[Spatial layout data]
□ □ □
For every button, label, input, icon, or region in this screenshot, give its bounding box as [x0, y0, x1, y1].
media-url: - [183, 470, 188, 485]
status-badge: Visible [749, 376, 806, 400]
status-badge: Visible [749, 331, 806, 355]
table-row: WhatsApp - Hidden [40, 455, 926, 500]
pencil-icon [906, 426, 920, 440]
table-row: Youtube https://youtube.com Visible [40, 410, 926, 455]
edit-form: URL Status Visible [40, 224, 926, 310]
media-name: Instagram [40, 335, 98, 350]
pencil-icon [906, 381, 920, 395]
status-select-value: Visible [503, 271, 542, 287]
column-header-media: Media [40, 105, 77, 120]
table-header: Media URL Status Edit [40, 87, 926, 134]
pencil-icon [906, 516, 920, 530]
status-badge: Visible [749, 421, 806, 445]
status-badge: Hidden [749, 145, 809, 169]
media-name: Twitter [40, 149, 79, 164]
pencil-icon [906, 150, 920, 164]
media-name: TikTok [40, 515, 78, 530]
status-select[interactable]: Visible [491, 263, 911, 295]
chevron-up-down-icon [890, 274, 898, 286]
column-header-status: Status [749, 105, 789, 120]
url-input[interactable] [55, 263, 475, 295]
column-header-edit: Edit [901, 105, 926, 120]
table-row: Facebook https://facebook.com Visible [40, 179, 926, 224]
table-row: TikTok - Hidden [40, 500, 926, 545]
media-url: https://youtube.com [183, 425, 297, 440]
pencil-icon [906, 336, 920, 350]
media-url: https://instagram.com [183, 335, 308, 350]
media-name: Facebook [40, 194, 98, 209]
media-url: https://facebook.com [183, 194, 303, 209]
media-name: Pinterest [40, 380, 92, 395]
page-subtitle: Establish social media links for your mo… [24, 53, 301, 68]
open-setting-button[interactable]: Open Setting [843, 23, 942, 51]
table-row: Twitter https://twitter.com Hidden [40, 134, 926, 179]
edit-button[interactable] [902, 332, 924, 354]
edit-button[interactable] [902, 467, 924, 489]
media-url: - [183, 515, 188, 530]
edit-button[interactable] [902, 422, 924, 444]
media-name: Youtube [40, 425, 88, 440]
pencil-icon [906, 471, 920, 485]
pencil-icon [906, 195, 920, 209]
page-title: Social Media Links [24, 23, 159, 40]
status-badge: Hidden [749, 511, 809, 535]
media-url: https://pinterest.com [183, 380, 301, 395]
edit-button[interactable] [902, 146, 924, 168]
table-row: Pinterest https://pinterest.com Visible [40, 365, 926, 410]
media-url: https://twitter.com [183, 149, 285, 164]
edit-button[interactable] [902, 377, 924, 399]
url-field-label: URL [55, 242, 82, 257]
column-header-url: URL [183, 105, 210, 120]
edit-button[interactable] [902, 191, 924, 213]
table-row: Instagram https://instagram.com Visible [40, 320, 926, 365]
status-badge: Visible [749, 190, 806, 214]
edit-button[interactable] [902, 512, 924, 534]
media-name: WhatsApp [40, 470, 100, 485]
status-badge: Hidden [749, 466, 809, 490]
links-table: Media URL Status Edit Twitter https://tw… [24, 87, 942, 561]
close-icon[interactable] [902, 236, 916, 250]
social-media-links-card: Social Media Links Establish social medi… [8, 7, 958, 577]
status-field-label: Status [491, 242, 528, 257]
□ □ □
TASK —
Could you repeat the data above word for word, from its first line down through the line containing "status-badge: Visible [749, 421, 806, 445]", including that line?

ANSWER TO THIS TASK —
For every button, label, input, icon, or region in this screenshot, give its bounding box as [x0, y0, x1, y1].
media-url: - [183, 470, 188, 485]
status-badge: Visible [749, 376, 806, 400]
status-badge: Visible [749, 331, 806, 355]
table-row: WhatsApp - Hidden [40, 455, 926, 500]
pencil-icon [906, 426, 920, 440]
table-row: Youtube https://youtube.com Visible [40, 410, 926, 455]
edit-form: URL Status Visible [40, 224, 926, 310]
media-name: Instagram [40, 335, 98, 350]
pencil-icon [906, 381, 920, 395]
status-select-value: Visible [503, 271, 542, 287]
column-header-media: Media [40, 105, 77, 120]
table-header: Media URL Status Edit [40, 87, 926, 134]
pencil-icon [906, 516, 920, 530]
status-badge: Visible [749, 421, 806, 445]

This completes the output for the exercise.